Work to complete
• a. Answer these questions about the article on the Niagara-on-the-Lake winery dispute, which comes before the listing:
(i) On what date was the planning meeting held?
(ii) Up to how many special events a year did Konzelmann Estate Winery want to host?
(iii) Which councillor declared an occupational conflict?
• b. Extend the article on the Niagara-on-the-Lake winery dispute, which comes before the listing, by writing what follows its last sentence.

Passage shown

● ● ●

Grapes are big business in Niagara-on-the-Lake. Many farmers and wineries grow them. Many town residents and temporary foreign workers hold jobs in agricultural and agritourism.

Our vineyards are considered tranquil oases. But the relationship between winery owners and farmers is not always symbiotic and cordial.

Outdoor event hosting is the flashpoint in an ongoing dispute between a local winery and its farm neighbour. The hostilities broke out into the open at a Sept. 9 planning meeting in the town’s council chambers.

The meeting heard an application by Konzelmann Estate Winery to amend a zoning bylaw, seeking to host up to 30 special events annually at the north end of its property, near a gazebo on Lake Ontario. Brox Company, or Brox Farms, a neighbouring grape grower, opposed the application.

Some elected councillors have ties to the farming and winery industries. Coun. Andrew Niven, employed in a senior role at Konzelmann, declared an occupational conflict. Coun. Erwin Wiens, a former wine king, owns a family vineyard and Coun. Maria Mavridis’s family operate a wine bar on Queen Street.

● ● ●

Data shown
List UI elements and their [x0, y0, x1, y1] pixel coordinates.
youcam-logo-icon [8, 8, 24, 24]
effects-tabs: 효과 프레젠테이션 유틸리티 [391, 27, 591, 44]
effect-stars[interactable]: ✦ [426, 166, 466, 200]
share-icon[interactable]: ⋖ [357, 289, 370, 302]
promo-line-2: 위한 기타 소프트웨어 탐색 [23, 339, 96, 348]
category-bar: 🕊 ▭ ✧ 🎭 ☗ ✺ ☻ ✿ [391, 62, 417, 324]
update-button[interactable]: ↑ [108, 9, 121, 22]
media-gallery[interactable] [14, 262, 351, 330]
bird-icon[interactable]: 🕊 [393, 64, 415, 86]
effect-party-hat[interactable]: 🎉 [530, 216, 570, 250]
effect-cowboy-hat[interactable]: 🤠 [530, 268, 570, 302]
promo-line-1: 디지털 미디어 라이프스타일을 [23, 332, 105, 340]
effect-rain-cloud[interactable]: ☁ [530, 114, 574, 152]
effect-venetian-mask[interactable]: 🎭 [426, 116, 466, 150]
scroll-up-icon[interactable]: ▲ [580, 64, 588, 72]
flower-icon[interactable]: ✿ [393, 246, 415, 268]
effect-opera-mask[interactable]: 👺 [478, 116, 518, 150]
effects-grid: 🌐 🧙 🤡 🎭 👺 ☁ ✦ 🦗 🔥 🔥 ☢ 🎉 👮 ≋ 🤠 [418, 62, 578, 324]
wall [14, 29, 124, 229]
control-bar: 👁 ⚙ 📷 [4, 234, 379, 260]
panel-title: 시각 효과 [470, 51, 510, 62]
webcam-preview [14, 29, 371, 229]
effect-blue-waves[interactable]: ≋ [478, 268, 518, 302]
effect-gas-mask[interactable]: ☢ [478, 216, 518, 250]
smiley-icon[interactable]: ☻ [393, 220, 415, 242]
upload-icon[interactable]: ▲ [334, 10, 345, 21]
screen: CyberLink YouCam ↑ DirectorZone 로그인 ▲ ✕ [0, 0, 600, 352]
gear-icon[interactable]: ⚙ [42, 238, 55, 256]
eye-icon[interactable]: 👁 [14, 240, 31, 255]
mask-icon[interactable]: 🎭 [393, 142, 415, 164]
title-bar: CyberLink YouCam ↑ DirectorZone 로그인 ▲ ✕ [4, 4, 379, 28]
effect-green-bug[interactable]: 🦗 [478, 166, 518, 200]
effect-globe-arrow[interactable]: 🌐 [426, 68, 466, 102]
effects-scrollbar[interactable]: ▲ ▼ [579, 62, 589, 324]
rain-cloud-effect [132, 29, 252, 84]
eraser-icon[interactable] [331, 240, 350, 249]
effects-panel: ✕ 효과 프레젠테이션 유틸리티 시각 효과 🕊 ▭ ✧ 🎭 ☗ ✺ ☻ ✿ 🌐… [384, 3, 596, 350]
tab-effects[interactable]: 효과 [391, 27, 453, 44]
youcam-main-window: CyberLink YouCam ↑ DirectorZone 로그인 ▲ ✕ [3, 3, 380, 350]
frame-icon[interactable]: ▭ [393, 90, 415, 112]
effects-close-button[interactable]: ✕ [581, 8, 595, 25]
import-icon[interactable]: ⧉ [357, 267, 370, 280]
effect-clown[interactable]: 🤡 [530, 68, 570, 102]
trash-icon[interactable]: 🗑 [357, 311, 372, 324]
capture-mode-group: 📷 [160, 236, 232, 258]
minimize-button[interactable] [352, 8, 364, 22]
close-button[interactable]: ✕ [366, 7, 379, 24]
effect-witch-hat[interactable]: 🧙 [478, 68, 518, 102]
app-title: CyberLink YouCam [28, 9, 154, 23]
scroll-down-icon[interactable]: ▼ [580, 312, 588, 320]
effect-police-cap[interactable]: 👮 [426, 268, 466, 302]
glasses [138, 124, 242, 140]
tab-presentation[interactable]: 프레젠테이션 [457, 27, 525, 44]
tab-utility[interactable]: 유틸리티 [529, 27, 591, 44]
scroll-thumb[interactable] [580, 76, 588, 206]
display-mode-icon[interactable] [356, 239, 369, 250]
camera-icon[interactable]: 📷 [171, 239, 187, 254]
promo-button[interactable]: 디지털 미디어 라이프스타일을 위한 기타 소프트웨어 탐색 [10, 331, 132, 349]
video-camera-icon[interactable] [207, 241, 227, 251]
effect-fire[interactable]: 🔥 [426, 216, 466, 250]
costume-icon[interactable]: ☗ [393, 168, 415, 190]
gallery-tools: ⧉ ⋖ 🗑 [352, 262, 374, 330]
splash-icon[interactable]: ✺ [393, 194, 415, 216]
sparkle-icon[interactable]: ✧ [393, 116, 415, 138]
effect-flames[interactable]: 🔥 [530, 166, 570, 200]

● ● ●

Final results
• a.
(i) Sept. 9
(ii) Up to 30
(iii) Coun. Andrew Niven

• b.
The subject lands are identified as a “specialty crop area” (Niagara Peninsula tender fruit and grape area) within the “protected countryside” under the Greenbelt plan. Under NOTL’s official plan, the area is designated “conservation / agricultural-specialty crop area.” Rules permit wineries to conduct limited commercial activity as a secondary use within self-contained areas, isolated from existing farms.

Although winery co-owner Jim Reschke suggested upcoming events would be small-scale, quiet and held in daylight, the Brox presenters, led by owner Edward Werner, brought photographs and videos depicting prior disruptive events.

They showed pictures and footage of night lighting, amplified sound, food trucks and club cars shuttling guests, plus farm market tents and picnic tables set up in the parking lot. Brox’s lawyer, Tom Richardson, amplified these concerns, citing many unauthorized events, breaching site-specific plan obligations and liquor license conditions.

Other area wineries operate outdoor event spaces which are included in the on-farm diversified use calculation designed to limit the percentage of farmland dedicated to non-farm uses.

At the council meeting, Quartek, the applicant’s planners, argued that Konzelmann’s on-farm diversified use ratio would be acceptable at 4.3 per cent, but a peer review by Brox’s planning consultant, MHBC, suggested a 2 per cent guideline be more firmly applied.

Dr. Donald Cole, of the University of Toronto, spoke about pesticide spray dangers to vineyard guests. Another neighbouring grape farmer, Emanuele Giunta, complained about Konzelmann events causing safety, noise and traffic congestion concerns on Lakeshore Road.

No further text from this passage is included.